SOURCE DATA –
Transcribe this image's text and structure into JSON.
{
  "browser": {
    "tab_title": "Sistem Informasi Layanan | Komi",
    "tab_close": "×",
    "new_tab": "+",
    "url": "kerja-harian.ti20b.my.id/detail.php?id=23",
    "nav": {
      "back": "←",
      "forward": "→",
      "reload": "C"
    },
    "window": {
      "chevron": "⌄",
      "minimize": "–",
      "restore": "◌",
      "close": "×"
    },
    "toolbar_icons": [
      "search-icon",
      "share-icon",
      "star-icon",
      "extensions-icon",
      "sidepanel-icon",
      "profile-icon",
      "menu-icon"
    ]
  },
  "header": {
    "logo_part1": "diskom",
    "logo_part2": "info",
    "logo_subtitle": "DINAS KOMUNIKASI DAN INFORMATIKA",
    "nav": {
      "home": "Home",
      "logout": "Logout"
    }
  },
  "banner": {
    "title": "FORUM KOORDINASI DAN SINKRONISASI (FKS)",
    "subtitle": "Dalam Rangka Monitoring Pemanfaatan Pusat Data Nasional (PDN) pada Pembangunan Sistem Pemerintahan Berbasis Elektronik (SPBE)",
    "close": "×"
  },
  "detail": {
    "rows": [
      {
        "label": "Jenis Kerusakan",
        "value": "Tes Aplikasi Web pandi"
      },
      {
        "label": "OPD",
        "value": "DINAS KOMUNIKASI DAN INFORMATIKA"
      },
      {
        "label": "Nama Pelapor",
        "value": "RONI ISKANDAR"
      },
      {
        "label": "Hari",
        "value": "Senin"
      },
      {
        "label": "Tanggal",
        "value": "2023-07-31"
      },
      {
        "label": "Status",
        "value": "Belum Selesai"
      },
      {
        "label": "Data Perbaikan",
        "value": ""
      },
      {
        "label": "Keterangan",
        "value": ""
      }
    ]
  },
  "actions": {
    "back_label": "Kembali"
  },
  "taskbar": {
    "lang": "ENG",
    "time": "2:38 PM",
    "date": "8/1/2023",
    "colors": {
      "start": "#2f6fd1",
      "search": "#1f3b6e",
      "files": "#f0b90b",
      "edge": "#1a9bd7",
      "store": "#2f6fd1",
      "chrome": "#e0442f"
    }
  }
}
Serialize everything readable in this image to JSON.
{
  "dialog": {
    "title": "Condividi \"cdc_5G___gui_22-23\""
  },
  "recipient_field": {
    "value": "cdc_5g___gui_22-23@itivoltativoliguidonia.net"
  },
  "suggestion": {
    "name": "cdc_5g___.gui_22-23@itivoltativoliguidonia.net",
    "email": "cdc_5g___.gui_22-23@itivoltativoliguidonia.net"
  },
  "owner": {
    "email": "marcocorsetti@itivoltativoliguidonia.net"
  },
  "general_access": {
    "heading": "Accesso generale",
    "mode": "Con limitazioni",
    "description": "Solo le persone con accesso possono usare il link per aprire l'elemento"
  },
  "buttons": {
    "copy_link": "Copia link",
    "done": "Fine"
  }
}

WHAT YOU WILL DO – Print the material once more, exactly.

EXPECTED ANSWER –
Transcribe this image's text and structure into JSON.
{
  "browser": {
    "tab_title": "Sistem Informasi Layanan | Komi",
    "tab_close": "×",
    "new_tab": "+",
    "url": "kerja-harian.ti20b.my.id/detail.php?id=23",
    "nav": {
      "back": "←",
      "forward": "→",
      "reload": "C"
    },
    "window": {
      "chevron": "⌄",
      "minimize": "–",
      "restore": "◌",
      "close": "×"
    },
    "toolbar_icons": [
      "search-icon",
      "share-icon",
      "star-icon",
      "extensions-icon",
      "sidepanel-icon",
      "profile-icon",
      "menu-icon"
    ]
  },
  "header": {
    "logo_part1": "diskom",
    "logo_part2": "info",
    "logo_subtitle": "DINAS KOMUNIKASI DAN INFORMATIKA",
    "nav": {
      "home": "Home",
      "logout": "Logout"
    }
  },
  "banner": {
    "title": "FORUM KOORDINASI DAN SINKRONISASI (FKS)",
    "subtitle": "Dalam Rangka Monitoring Pemanfaatan Pusat Data Nasional (PDN) pada Pembangunan Sistem Pemerintahan Berbasis Elektronik (SPBE)",
    "close": "×"
  },
  "detail": {
    "rows": [
      {
        "label": "Jenis Kerusakan",
        "value": "Tes Aplikasi Web pandi"
      },
      {
        "label": "OPD",
        "value": "DINAS KOMUNIKASI DAN INFORMATIKA"
      },
      {
        "label": "Nama Pelapor",
        "value": "RONI ISKANDAR"
      },
      {
        "label": "Hari",
        "value": "Senin"
      },
      {
        "label": "Tanggal",
        "value": "2023-07-31"
      },
      {
        "label": "Status",
        "value": "Belum Selesai"
      },
      {
        "label": "Data Perbaikan",
        "value": ""
      },
      {
        "label": "Keterangan",
        "value": ""
      }
    ]
  },
  "actions": {
    "back_label": "Kembali"
  },
  "taskbar": {
    "lang": "ENG",
    "time": "2:38 PM",
    "date": "8/1/2023",
    "colors": {
      "start": "#2f6fd1",
      "search": "#1f3b6e",
      "files": "#f0b90b",
      "edge": "#1a9bd7",
      "store": "#2f6fd1",
      "chrome": "#e0442f"
    }
  }
}
Serialize everything readable in this image to JSON.
{
  "dialog": {
    "title": "Condividi \"cdc_5G___gui_22-23\""
  },
  "recipient_field": {
    "value": "cdc_5g___gui_22-23@itivoltativoliguidonia.net"
  },
  "suggestion": {
    "name": "cdc_5g___.gui_22-23@itivoltativoliguidonia.net",
    "email": "cdc_5g___.gui_22-23@itivoltativoliguidonia.net"
  },
  "owner": {
    "email": "marcocorsetti@itivoltativoliguidonia.net"
  },
  "general_access": {
    "heading": "Accesso generale",
    "mode": "Con limitazioni",
    "description": "Solo le persone con accesso possono usare il link per aprire l'elemento"
  },
  "buttons": {
    "copy_link": "Copia link",
    "done": "Fine"
  }
}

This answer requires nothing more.